# Lesetext
────
FOTO watertowerartfest.com

Gründerin und Organisatorin des Festivals ist Nija Puschkarowa, die Bildende Kunst an der Universität Reading studiert hat. Nach ihrem Abschluss kehrte sie nach Sofia zurück, wo sie bis heute arbeitet. Im Jahr 2006 entstand mit einer Initiative zur Reinigung des Geländes beim verlassenen Wasserturm im Stadtviertel Losenez auch die Idee für das Festival – die Idee alternativer Räume, die durch Kunst umgewandelt werden können und deren ursprüngliche Bestimmung neu gedacht werden kann.


Nija Puschkarowa

FOTO Joan Kolew

Die Neuinterpretation architektonischer Objekte und die Begegnung mit den Künstlern sind Dinge, die die für gewöhnliche Menschen oft unverständliche Kunst verständlich machen“, meint Nija Puschkarowa.
────
# Fragen
1 – An welcher Universität studierte Nija Puschkarowa laut Lesetext Bildende Kunst?
2 – Führen Sie den Text über das Kunstfestival am Wasserturm im Anschluss an seinen letzten Satz weiter.
────
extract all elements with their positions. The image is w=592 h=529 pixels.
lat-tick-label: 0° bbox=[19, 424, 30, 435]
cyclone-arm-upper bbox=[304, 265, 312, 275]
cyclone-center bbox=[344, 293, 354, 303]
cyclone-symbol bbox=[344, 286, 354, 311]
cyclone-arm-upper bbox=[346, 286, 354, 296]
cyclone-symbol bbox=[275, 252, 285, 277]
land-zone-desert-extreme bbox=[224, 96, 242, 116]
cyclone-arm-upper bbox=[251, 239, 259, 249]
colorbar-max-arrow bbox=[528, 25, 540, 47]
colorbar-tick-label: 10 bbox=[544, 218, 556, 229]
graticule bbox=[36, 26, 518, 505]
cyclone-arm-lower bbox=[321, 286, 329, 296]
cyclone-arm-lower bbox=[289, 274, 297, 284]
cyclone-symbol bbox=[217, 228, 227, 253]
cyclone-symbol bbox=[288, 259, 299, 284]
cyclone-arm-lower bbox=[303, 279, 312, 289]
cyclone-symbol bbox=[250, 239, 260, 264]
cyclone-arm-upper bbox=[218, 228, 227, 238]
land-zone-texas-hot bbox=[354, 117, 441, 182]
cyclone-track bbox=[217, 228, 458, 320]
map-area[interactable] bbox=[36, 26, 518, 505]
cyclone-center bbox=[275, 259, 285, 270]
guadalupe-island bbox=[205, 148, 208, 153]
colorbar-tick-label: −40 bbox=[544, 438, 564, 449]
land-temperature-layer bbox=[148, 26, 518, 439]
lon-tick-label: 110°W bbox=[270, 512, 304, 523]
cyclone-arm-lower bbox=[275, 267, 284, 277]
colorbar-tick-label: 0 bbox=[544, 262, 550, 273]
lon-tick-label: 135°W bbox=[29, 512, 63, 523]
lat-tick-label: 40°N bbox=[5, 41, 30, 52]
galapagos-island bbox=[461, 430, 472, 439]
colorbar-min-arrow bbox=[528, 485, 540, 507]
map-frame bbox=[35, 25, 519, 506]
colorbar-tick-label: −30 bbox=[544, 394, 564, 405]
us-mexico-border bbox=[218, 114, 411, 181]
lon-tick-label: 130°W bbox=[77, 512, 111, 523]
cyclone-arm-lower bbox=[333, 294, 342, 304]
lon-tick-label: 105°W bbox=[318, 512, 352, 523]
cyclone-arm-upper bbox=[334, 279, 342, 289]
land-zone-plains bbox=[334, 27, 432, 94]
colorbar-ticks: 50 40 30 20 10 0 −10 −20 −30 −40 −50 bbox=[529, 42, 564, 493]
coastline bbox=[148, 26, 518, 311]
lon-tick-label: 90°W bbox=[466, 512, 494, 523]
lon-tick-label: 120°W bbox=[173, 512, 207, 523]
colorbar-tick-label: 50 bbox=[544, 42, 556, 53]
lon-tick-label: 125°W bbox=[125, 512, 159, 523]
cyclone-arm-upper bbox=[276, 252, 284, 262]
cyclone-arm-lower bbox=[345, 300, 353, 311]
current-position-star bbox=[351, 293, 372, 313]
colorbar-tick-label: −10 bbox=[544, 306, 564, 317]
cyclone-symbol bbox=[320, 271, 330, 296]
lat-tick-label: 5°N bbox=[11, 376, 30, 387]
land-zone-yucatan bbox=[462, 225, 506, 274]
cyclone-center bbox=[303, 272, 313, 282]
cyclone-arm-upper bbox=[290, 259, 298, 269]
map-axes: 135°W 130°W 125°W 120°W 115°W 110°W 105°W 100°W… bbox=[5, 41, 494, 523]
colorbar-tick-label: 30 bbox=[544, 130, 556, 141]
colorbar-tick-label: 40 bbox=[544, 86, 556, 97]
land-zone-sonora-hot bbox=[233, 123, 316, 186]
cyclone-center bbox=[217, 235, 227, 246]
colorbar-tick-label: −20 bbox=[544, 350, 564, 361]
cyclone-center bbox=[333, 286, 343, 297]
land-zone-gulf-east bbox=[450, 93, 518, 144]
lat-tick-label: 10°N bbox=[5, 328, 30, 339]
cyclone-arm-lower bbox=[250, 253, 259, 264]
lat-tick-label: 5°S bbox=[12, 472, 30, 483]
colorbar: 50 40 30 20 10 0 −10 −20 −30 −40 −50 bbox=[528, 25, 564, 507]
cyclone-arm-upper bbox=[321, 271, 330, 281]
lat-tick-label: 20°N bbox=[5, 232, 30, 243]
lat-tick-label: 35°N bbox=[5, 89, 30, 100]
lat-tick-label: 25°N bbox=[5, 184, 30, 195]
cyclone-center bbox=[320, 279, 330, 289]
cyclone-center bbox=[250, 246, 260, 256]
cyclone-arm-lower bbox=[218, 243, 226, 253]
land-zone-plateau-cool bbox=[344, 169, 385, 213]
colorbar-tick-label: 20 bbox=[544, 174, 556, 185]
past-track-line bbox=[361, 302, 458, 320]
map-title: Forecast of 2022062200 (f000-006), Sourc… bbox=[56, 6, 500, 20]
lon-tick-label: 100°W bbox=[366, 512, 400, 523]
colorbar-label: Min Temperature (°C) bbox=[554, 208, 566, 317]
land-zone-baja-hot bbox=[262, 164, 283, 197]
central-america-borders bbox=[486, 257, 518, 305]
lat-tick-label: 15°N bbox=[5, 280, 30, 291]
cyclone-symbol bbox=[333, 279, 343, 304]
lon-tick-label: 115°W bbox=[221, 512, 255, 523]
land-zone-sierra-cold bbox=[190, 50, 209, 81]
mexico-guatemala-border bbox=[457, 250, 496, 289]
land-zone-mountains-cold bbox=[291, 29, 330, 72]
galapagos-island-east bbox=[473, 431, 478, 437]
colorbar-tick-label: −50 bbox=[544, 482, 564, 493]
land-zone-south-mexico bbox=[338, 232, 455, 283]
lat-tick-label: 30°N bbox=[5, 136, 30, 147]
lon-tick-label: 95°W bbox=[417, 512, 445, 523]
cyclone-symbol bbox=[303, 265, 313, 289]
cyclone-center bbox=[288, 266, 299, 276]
────
# Antworten je Aufgabe
1 – An der Universität Reading.

2 –
FOTO watertowerartfest.com

Diese Geschichte habe ich schon oft erzählt – von dieser Vision einer gemeinsamen Zukunft, als ich an dem vernachlässigten Wasserturm vorbeiging, der seit 50 Jahren nicht mehr genutzt wird. Es ist interessant, wohin mich dieser Impuls geführt hat. ‚Orte mit geografischer Erinnerung‘ ist der Begriff, den ich gerne verwende und der Menschen aus der ganzen Welt angezogen hat“, erläuterte Nija Puschkarowa in einem Interview für Radio Bulgarien. „Inzwischen verfügen wir über eine Plattform von Gleichgesinnten aus allen Kontinenten, die wir intuitiv gefunden haben und mit denen wir aufgrund dieser ersten Mission weiterhin in Kontakt stehen.“


FOTO watertowerartfest.com

Begonnen als kleine künstlerische Initiative, entwickelte sich das „Water Tower Art Fest“ nach und nach zu einer der langlebigsten unabhängigen Plattformen für zeitgenössische Kunst. In zwei Jahrzehnten gelang es, mehr als 600 Künstler aus aller Welt einzubeziehen. Unterstützt wurde das Festival von Kunstförderstiftungen wie Pro Helvetia, Programmen wie dem Kulturkalender von Sofia sowie Kulturinstituten aus Polen, Österreich, Deutschland und Spanien. Kunstschaffende suchen ständig nach Gleichgesinnten, und selbst die Entfernungen zwischen den Kontinenten stellen kein Hindernis für den Austausch von Ideen dar.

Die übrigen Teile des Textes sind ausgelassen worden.